▶ [Structured figure records]
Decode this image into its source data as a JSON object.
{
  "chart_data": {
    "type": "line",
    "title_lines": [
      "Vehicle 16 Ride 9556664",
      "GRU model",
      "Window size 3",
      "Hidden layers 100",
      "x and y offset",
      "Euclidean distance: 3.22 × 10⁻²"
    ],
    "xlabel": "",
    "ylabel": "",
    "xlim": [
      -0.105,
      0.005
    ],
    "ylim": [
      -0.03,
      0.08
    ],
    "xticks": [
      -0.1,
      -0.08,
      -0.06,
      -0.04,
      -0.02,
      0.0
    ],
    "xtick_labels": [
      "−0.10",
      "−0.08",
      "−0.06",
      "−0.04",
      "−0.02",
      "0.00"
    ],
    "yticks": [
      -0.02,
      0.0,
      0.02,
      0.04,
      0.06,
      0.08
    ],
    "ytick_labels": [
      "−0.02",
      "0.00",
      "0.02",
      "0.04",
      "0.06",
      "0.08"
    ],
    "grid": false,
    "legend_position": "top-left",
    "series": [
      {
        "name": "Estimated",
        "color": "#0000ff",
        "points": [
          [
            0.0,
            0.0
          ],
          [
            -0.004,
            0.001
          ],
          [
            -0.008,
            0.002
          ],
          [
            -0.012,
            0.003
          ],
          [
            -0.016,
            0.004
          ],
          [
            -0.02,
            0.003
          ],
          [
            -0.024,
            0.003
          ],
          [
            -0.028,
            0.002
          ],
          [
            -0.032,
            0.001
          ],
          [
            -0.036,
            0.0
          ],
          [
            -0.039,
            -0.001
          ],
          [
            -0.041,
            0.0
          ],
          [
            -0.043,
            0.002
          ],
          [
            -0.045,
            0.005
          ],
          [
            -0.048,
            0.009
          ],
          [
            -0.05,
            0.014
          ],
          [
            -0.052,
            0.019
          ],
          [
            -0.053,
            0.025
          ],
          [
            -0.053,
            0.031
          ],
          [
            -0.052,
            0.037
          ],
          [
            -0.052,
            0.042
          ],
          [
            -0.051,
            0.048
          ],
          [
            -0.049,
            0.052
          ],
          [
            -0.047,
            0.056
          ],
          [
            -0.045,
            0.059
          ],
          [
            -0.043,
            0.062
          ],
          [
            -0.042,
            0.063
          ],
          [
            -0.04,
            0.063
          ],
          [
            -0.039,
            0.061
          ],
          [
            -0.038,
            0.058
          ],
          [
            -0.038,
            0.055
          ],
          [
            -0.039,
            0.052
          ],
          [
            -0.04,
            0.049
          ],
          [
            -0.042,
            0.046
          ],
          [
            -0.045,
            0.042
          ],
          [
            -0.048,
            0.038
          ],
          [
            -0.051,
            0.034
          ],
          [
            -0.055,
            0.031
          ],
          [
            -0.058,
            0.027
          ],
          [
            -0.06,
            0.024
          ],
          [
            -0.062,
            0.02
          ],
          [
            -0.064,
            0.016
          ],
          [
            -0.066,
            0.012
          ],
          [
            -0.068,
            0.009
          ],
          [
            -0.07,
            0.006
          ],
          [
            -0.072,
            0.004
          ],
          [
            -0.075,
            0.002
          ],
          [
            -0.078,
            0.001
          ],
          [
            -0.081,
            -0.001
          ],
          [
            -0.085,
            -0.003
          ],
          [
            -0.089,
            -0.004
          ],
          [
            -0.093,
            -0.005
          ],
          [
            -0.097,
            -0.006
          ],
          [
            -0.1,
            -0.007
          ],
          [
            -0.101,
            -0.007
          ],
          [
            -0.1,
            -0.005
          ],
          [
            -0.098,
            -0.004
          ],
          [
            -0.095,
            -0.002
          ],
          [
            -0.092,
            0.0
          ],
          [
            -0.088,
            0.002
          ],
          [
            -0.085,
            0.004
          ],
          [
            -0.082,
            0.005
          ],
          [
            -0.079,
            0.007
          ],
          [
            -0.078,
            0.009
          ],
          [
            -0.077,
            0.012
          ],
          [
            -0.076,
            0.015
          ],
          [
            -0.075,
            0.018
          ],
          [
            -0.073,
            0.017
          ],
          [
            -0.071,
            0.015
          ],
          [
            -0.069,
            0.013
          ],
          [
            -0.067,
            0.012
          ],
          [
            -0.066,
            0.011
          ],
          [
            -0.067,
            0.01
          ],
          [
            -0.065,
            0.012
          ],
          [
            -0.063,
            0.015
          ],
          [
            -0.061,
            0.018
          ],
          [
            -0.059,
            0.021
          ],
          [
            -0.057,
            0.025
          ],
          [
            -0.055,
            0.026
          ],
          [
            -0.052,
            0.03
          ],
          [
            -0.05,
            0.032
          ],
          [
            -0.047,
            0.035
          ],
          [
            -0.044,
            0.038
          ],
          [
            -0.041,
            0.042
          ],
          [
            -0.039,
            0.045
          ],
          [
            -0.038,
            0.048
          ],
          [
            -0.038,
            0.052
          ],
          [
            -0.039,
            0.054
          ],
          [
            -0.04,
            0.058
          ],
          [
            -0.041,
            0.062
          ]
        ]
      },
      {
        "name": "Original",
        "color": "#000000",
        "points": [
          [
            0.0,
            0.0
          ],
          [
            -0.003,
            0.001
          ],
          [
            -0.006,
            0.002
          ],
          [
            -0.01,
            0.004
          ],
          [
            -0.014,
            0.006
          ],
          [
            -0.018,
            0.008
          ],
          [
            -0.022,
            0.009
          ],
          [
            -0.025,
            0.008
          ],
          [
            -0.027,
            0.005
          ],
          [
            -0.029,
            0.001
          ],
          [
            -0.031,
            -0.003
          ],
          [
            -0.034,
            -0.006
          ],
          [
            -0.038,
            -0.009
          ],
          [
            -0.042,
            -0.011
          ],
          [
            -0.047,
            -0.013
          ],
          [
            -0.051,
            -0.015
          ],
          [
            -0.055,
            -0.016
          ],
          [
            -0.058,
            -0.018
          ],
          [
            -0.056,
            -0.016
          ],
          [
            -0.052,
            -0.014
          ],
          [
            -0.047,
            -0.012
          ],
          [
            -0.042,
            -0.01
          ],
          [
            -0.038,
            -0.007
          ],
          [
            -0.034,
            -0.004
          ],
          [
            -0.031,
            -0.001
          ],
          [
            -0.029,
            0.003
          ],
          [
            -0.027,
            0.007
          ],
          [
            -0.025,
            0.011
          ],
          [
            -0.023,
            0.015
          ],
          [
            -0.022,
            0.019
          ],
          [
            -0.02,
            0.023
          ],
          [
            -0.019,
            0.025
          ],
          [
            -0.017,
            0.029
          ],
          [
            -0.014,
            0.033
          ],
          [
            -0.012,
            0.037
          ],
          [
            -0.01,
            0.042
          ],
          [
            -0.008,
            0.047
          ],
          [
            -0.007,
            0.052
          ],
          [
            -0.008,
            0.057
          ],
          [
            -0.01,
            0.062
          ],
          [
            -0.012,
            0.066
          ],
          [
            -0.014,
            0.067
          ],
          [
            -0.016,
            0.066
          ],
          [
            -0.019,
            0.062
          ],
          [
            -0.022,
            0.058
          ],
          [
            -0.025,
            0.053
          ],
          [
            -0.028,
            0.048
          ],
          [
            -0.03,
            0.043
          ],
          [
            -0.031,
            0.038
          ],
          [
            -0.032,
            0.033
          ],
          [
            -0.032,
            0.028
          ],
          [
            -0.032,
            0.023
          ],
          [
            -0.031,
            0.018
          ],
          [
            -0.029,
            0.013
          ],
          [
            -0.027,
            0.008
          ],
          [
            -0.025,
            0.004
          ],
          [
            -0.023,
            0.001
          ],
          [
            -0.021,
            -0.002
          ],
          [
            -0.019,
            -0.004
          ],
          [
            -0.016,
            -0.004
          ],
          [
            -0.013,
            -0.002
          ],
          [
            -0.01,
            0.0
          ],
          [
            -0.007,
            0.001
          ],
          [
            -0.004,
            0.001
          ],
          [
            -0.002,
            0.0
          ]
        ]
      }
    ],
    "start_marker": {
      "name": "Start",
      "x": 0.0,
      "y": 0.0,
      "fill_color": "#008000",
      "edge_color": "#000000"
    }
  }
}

▶ [Instructions to follow] For each line of the entries that includes "name", show that line.

▶ [Reply]
        "name": "Estimated",
        "name": "Original",
      "name": "Start",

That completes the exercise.